PROBLEM STATEMENT -
Say how many lines contain the word "Lord" and give no other text.

begin RECORDS TO USE

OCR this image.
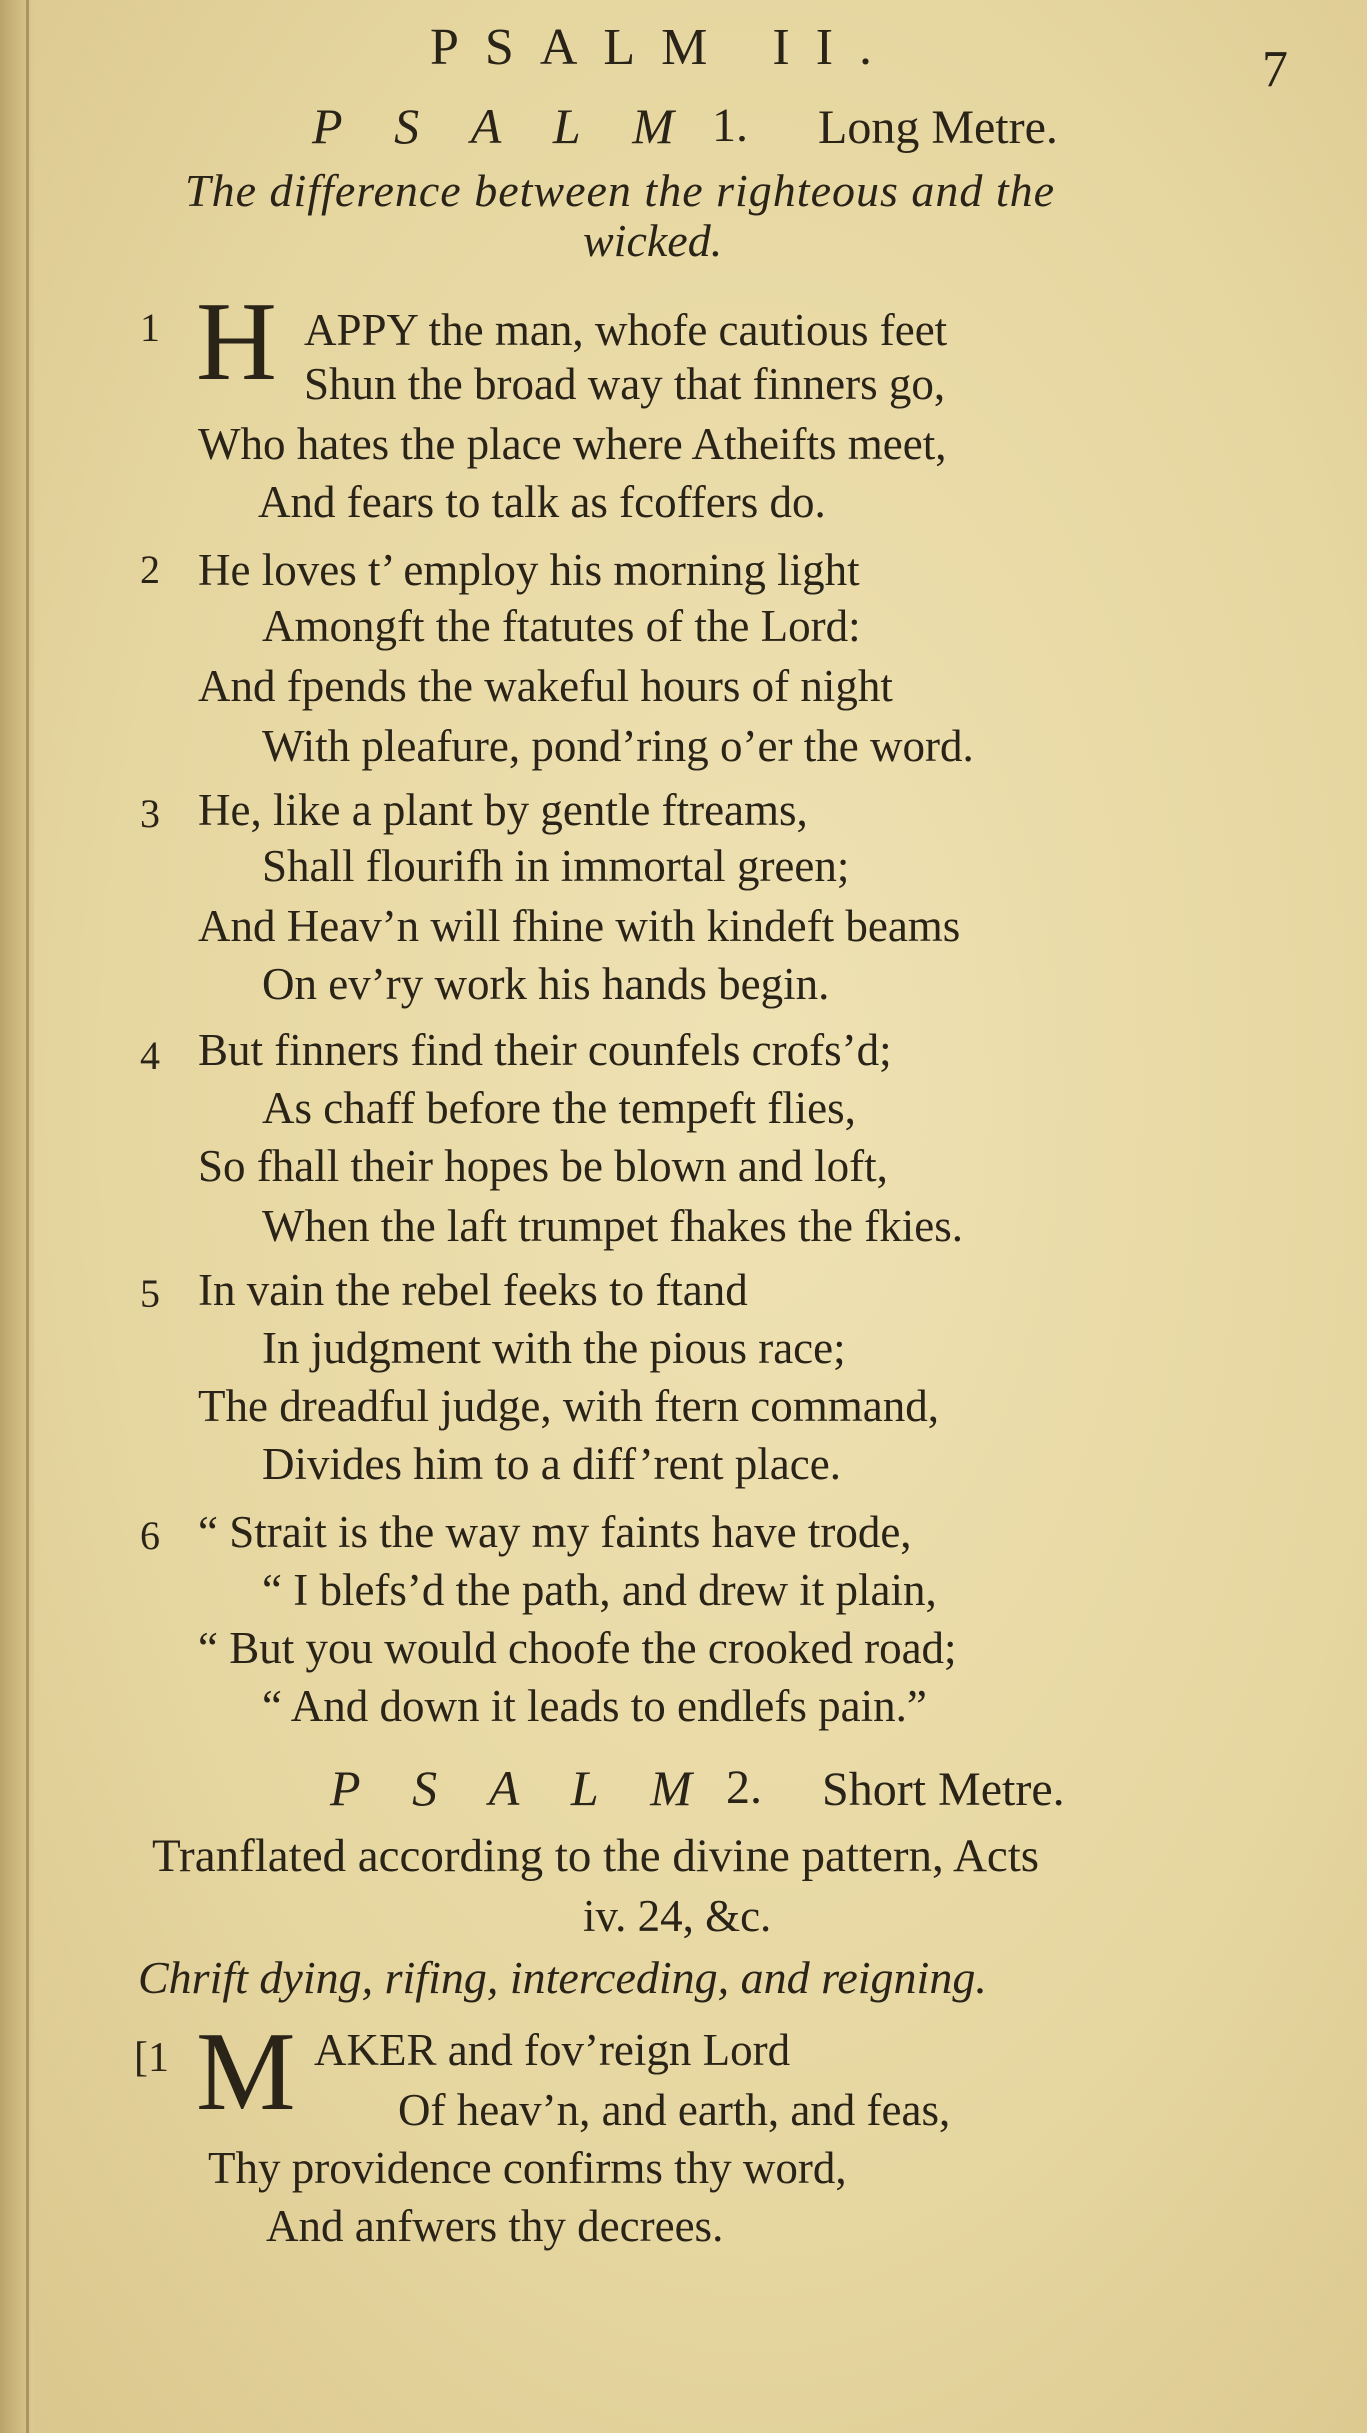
PSALM II.	7
P S A L M 1. Long Metre.
The difference between the righteous and the
wicked.
1 H APPY the man, whofe cautious feet
Shun the broad way that finners go,
Who hates the place where Atheifts meet,
And fears to talk as fcoffers do.
2 He loves t’ employ his morning light
Amongft the ftatutes of the Lord:
And fpends the wakeful hours of night
With pleafure, pond’ring o’er the word.
3 He, like a plant by gentle ftreams,
Shall flourifh in immortal green;
And Heav’n will fhine with kindeft beams
On ev’ry work his hands begin.
4 But finners find their counfels crofs’d;
As chaff before the tempeft flies,
So fhall their hopes be blown and loft,
When the laft trumpet fhakes the fkies.
5 In vain the rebel feeks to ftand
In judgment with the pious race;
The dreadful judge, with ftern command,
Divides him to a diff’rent place.
6 “ Strait is the way my faints have trode,
“ I blefs’d the path, and drew it plain,
“ But you would choofe the crooked road;
“ And down it leads to endlefs pain.”
P S A L M 2. Short Metre.
Tranflated according to the divine pattern, Acts
iv. 24, &c.
Chrift dying, rifing, interceding, and reigning.
[1 M AKER and fov’reign Lord
Of heav’n, and earth, and feas,
Thy providence confirms thy word,
And anfwers thy decrees.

end RECORDS TO USE

THE REPLY -
2